◆ PROBLEM TO WORK ON ◆
Restate the records below word for word.

◆ Dataset listings of figures ◆

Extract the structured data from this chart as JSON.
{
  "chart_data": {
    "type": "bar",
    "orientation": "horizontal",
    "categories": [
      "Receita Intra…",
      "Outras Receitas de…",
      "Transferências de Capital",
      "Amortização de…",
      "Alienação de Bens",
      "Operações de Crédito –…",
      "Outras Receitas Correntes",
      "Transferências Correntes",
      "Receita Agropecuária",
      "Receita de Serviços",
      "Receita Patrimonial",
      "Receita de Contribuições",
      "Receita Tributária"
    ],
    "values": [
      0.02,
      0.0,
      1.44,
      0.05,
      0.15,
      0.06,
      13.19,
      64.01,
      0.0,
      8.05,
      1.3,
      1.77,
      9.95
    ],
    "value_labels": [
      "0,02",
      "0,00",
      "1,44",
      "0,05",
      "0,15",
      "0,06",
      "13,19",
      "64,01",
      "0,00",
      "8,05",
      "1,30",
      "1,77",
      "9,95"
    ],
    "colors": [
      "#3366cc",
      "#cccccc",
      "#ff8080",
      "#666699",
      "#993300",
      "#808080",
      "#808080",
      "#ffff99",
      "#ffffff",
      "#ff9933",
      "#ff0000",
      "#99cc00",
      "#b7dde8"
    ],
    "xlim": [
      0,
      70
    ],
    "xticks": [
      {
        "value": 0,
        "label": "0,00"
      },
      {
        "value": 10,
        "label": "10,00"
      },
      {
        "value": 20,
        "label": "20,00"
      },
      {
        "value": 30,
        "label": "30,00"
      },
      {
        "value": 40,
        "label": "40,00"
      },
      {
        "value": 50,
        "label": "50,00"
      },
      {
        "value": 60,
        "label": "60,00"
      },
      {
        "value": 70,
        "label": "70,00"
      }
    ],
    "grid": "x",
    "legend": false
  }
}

◆ OUTPUT ◆
Extract the structured data from this chart as JSON.
{
  "chart_data": {
    "type": "bar",
    "orientation": "horizontal",
    "categories": [
      "Receita Intra…",
      "Outras Receitas de…",
      "Transferências de Capital",
      "Amortização de…",
      "Alienação de Bens",
      "Operações de Crédito –…",
      "Outras Receitas Correntes",
      "Transferências Correntes",
      "Receita Agropecuária",
      "Receita de Serviços",
      "Receita Patrimonial",
      "Receita de Contribuições",
      "Receita Tributária"
    ],
    "values": [
      0.02,
      0.0,
      1.44,
      0.05,
      0.15,
      0.06,
      13.19,
      64.01,
      0.0,
      8.05,
      1.3,
      1.77,
      9.95
    ],
    "value_labels": [
      "0,02",
      "0,00",
      "1,44",
      "0,05",
      "0,15",
      "0,06",
      "13,19",
      "64,01",
      "0,00",
      "8,05",
      "1,30",
      "1,77",
      "9,95"
    ],
    "colors": [
      "#3366cc",
      "#cccccc",
      "#ff8080",
      "#666699",
      "#993300",
      "#808080",
      "#808080",
      "#ffff99",
      "#ffffff",
      "#ff9933",
      "#ff0000",
      "#99cc00",
      "#b7dde8"
    ],
    "xlim": [
      0,
      70
    ],
    "xticks": [
      {
        "value": 0,
        "label": "0,00"
      },
      {
        "value": 10,
        "label": "10,00"
      },
      {
        "value": 20,
        "label": "20,00"
      },
      {
        "value": 30,
        "label": "30,00"
      },
      {
        "value": 40,
        "label": "40,00"
      },
      {
        "value": 50,
        "label": "50,00"
      },
      {
        "value": 60,
        "label": "60,00"
      },
      {
        "value": 70,
        "label": "70,00"
      }
    ],
    "grid": "x",
    "legend": false
  }
}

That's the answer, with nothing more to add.